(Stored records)
################

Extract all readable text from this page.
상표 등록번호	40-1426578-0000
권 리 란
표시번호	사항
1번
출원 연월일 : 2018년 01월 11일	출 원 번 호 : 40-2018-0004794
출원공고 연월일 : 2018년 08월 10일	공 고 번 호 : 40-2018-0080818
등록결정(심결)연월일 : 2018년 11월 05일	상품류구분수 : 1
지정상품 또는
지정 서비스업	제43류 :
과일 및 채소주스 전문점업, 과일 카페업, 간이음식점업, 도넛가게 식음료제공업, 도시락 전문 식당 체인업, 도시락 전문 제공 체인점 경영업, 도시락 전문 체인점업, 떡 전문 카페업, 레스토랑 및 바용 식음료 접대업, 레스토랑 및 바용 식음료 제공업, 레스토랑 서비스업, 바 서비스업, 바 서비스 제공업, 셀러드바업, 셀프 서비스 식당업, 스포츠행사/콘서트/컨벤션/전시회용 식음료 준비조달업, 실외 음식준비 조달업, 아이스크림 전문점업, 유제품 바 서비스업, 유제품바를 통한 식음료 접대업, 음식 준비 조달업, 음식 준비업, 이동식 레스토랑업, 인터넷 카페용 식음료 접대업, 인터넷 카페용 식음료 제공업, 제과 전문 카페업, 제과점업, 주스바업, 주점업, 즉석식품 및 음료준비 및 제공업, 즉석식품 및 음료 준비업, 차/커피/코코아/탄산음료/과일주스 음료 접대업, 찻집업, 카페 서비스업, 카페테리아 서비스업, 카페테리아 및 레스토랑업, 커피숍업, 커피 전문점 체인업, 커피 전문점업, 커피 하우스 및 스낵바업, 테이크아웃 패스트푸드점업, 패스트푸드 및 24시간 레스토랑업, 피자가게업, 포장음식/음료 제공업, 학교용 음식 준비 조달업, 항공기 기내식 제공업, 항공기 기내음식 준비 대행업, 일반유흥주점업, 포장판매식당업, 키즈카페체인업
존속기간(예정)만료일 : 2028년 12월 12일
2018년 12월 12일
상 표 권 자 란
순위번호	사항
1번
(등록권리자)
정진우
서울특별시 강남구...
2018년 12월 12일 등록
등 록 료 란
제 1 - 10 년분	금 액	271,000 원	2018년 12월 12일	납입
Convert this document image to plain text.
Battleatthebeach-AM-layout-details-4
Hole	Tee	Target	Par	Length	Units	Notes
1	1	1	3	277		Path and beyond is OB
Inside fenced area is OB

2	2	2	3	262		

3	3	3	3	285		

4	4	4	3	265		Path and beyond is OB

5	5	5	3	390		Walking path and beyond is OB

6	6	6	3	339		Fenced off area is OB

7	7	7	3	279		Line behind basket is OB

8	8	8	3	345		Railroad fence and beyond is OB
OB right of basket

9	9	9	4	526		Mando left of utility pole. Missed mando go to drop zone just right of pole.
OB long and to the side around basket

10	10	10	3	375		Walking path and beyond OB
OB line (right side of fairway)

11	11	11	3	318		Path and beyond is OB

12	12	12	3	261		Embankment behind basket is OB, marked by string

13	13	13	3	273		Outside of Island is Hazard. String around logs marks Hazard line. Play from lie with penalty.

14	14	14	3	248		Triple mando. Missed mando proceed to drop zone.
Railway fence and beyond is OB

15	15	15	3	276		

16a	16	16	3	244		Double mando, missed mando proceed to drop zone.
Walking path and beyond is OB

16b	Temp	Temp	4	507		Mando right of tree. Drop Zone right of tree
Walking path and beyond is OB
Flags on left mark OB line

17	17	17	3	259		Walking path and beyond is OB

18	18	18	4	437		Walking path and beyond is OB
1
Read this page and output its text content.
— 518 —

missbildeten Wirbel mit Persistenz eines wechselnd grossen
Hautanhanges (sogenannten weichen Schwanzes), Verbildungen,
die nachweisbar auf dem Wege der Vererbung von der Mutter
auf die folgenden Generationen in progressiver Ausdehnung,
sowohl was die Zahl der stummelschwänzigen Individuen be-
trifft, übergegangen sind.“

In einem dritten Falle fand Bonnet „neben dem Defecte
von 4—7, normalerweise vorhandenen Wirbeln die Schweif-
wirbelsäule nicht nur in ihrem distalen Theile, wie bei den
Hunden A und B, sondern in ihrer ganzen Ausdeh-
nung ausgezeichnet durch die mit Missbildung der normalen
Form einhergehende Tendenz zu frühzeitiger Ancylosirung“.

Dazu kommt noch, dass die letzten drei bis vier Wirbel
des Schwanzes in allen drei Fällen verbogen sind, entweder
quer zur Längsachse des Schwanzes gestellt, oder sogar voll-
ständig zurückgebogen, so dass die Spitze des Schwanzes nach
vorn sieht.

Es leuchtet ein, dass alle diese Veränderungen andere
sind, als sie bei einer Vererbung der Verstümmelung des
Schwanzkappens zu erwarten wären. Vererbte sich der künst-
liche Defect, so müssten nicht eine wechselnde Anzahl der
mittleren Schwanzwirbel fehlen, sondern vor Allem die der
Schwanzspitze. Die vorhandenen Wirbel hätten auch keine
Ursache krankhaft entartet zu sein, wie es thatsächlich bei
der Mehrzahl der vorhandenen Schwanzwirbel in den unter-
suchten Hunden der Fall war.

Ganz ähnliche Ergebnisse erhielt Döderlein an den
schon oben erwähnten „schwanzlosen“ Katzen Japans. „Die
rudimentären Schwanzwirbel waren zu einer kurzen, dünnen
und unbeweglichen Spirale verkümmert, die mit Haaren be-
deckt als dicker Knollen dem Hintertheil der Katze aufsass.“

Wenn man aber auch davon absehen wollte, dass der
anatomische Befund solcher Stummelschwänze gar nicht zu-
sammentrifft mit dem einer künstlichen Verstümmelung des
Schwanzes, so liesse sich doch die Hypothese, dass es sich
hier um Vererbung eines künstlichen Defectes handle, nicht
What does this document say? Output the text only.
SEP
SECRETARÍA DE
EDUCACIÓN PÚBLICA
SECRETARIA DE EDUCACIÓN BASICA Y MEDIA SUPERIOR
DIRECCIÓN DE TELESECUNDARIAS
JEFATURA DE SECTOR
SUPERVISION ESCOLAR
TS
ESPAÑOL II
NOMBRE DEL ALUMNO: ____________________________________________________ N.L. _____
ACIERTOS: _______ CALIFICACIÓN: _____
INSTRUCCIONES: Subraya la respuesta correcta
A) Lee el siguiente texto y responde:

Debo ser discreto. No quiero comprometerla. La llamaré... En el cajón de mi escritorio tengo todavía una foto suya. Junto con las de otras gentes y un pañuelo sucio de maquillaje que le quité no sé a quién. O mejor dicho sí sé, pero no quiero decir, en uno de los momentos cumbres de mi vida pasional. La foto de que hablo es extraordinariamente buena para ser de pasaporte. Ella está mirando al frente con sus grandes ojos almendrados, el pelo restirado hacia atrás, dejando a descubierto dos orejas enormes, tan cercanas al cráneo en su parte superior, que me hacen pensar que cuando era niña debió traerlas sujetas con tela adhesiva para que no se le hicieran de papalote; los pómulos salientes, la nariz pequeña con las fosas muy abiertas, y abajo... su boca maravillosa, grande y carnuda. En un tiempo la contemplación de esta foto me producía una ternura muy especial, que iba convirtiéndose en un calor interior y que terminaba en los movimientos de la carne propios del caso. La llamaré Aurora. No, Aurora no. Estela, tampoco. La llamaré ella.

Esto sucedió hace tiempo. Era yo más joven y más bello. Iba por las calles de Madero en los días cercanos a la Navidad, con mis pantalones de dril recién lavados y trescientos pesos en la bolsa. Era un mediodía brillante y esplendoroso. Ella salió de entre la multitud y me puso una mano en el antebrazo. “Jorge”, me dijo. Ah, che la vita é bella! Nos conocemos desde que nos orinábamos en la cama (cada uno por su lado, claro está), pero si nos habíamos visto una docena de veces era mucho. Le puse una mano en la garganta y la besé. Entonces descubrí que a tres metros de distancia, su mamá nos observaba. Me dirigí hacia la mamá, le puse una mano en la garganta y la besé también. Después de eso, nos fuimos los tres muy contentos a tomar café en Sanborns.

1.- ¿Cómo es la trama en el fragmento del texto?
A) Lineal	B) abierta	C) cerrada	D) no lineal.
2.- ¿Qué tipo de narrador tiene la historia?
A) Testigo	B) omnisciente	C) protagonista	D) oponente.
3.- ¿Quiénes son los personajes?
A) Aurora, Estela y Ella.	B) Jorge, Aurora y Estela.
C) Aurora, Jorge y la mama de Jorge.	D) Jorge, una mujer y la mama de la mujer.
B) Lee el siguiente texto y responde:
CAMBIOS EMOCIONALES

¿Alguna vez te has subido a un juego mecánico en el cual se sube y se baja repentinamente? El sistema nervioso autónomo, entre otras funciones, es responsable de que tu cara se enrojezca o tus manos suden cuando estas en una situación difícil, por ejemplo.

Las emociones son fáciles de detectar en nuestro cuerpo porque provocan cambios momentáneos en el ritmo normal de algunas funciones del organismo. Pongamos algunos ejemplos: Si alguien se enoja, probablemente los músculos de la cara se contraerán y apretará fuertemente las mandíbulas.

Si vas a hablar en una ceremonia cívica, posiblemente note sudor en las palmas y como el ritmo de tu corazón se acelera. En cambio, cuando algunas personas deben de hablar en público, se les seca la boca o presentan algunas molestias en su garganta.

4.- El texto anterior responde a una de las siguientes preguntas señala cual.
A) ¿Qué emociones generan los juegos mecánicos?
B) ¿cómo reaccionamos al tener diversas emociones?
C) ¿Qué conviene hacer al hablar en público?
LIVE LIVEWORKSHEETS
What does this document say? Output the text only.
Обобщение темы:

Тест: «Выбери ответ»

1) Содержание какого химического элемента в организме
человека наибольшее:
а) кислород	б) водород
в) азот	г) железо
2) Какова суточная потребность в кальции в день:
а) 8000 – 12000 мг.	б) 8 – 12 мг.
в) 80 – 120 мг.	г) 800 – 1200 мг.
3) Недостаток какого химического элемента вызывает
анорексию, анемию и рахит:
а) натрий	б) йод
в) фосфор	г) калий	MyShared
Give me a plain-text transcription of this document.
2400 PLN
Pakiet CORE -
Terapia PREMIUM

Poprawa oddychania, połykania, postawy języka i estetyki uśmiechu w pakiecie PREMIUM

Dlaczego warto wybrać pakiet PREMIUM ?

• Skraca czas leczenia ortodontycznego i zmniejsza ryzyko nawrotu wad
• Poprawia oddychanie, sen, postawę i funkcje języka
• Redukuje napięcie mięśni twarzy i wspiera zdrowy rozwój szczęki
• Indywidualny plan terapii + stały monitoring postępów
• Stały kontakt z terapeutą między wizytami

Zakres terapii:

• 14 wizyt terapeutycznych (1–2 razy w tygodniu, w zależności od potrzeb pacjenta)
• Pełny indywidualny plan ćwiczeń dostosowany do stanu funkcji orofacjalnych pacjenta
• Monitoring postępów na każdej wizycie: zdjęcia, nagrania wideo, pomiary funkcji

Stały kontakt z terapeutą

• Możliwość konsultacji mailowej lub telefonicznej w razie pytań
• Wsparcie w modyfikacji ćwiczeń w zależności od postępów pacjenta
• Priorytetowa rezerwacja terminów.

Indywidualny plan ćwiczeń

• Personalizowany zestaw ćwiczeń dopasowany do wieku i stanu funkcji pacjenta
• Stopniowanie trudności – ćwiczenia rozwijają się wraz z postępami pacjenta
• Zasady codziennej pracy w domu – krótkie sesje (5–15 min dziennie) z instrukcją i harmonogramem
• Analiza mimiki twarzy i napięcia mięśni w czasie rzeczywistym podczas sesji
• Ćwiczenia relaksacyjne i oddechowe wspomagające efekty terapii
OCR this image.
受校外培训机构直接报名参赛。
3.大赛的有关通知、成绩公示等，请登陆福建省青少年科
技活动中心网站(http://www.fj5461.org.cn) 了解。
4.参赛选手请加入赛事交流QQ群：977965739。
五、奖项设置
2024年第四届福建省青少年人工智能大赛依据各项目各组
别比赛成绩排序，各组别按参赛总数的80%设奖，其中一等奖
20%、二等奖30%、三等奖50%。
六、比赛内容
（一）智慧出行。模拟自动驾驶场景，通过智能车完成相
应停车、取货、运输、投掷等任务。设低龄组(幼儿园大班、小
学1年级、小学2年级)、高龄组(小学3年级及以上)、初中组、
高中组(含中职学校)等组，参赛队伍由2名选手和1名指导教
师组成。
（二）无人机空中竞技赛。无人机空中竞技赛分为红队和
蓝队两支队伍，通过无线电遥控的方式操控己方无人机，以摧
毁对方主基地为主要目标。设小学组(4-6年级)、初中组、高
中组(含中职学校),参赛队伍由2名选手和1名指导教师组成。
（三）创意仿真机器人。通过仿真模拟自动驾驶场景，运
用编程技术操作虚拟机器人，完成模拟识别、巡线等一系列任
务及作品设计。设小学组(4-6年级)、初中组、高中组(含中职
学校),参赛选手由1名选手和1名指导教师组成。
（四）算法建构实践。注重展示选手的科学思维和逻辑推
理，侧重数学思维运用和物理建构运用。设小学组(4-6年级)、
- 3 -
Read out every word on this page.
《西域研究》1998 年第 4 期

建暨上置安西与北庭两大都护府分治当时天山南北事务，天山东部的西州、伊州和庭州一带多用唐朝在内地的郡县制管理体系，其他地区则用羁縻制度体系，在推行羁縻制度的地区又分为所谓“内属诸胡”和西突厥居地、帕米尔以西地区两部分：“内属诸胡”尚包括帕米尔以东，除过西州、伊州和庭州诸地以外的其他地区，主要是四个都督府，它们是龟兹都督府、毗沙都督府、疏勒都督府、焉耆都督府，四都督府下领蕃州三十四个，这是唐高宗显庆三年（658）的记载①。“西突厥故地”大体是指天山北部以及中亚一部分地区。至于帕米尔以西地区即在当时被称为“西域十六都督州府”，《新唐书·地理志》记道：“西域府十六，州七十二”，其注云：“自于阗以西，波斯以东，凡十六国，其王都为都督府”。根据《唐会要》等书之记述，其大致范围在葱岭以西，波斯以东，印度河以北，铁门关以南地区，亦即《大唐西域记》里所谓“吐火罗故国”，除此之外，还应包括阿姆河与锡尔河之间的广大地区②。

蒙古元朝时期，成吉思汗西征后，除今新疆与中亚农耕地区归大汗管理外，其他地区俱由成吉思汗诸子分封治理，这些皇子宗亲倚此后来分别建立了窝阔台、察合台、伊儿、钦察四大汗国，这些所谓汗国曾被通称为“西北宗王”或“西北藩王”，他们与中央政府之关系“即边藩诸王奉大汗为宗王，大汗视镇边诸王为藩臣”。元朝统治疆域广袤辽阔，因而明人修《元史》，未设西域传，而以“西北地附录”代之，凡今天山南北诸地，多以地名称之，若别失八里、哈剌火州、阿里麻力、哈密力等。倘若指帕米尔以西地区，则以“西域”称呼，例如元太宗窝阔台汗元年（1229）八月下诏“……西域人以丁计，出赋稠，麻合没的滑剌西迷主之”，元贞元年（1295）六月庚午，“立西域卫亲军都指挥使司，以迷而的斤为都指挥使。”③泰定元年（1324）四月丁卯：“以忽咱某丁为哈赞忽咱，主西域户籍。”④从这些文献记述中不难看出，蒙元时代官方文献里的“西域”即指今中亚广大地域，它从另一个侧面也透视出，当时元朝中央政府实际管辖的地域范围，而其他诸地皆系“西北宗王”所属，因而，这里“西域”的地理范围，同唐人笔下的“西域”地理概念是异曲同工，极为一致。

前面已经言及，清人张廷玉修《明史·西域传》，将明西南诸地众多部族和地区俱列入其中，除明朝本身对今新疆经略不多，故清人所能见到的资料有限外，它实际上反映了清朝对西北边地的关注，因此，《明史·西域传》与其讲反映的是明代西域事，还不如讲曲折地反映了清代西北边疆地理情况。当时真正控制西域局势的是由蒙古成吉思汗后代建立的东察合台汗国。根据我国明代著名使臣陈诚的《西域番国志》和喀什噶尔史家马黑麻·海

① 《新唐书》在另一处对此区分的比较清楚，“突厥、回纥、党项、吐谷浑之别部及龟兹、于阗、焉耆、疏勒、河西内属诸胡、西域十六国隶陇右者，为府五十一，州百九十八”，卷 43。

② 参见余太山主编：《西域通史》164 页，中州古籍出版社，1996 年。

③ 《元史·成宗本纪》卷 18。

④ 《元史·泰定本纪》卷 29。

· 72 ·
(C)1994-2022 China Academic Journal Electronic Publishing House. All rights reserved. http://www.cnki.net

################

◆ **Stated task**: Say how many lines contain the string "ćwiczeń", giving nothing but the count.

◆ **Response**: 4